## The problem
Pick out each line of the records that includes the string "当单张图片超出纸张范围时", and copy it.

Extracted records:
>> BEGIN
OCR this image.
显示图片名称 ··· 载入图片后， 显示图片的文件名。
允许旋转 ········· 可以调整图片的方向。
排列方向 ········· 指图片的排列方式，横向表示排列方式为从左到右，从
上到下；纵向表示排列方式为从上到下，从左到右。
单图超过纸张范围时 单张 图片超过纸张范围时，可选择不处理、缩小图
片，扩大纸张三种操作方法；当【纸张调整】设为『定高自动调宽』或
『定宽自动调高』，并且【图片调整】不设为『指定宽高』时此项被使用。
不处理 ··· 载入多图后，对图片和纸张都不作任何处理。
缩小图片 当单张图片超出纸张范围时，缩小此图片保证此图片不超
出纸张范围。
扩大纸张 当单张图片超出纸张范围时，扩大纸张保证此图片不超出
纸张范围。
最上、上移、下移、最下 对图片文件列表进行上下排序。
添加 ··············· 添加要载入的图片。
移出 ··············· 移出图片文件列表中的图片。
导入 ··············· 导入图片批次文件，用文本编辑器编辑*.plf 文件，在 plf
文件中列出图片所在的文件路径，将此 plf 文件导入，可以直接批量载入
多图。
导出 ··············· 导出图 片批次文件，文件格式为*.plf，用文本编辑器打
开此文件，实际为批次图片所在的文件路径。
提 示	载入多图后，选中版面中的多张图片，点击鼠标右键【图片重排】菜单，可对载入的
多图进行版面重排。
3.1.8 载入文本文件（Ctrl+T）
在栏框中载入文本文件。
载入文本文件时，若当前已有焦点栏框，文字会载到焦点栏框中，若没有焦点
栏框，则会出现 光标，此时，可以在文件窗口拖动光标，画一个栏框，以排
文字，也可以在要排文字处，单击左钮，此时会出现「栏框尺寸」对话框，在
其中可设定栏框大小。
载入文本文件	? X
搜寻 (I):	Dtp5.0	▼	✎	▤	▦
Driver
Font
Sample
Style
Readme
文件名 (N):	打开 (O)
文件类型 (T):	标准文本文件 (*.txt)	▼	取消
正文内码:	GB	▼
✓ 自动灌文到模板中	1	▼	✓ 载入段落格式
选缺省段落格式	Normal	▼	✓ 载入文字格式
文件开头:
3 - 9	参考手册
>> END
>> BEGIN
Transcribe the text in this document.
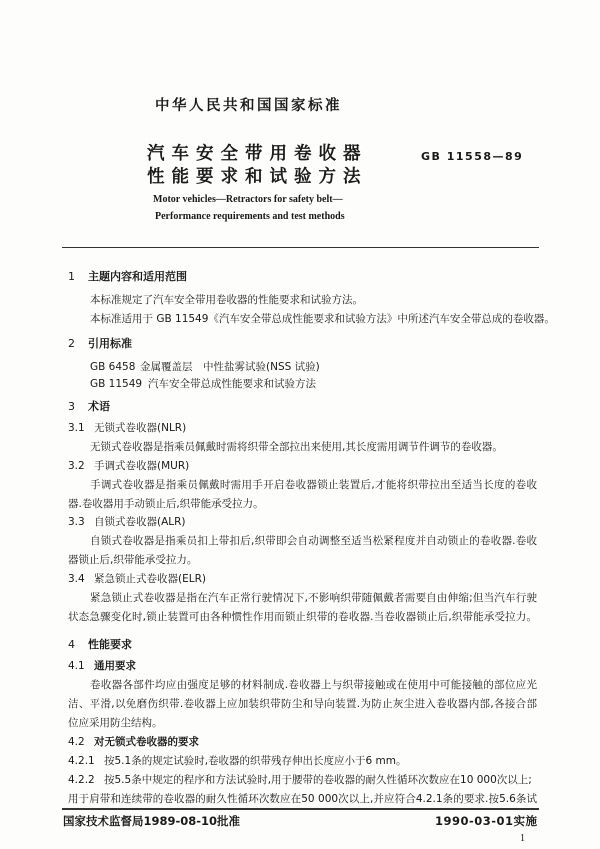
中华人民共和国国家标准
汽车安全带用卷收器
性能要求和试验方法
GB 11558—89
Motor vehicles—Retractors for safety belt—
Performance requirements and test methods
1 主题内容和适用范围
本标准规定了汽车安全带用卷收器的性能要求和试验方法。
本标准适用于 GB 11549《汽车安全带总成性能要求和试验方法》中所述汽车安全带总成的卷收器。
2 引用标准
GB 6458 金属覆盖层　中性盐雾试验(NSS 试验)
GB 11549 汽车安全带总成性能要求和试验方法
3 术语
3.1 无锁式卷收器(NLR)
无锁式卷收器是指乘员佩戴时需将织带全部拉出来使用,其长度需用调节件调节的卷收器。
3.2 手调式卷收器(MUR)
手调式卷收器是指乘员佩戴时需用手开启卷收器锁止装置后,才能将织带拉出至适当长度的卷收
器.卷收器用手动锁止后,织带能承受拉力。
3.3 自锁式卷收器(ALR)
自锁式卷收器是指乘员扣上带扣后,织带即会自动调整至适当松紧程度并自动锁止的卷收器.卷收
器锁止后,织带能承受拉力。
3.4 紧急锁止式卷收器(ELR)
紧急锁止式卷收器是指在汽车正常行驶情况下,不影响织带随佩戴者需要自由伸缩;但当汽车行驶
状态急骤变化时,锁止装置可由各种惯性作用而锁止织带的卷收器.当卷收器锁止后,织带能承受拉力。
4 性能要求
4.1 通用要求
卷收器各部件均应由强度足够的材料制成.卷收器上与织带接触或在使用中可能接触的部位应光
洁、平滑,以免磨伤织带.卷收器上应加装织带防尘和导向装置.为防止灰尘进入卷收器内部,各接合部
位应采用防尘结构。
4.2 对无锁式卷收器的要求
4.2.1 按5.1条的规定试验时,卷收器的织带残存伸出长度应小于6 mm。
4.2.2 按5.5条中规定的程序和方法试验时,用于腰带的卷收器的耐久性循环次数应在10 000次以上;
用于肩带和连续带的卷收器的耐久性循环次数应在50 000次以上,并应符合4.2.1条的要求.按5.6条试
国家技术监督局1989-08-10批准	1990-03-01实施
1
>> END
## Reply to the exercise
缩小图片 当单张图片超出纸张范围时，缩小此图片保证此图片不超
扩大纸张 当单张图片超出纸张范围时，扩大纸张保证此图片不超出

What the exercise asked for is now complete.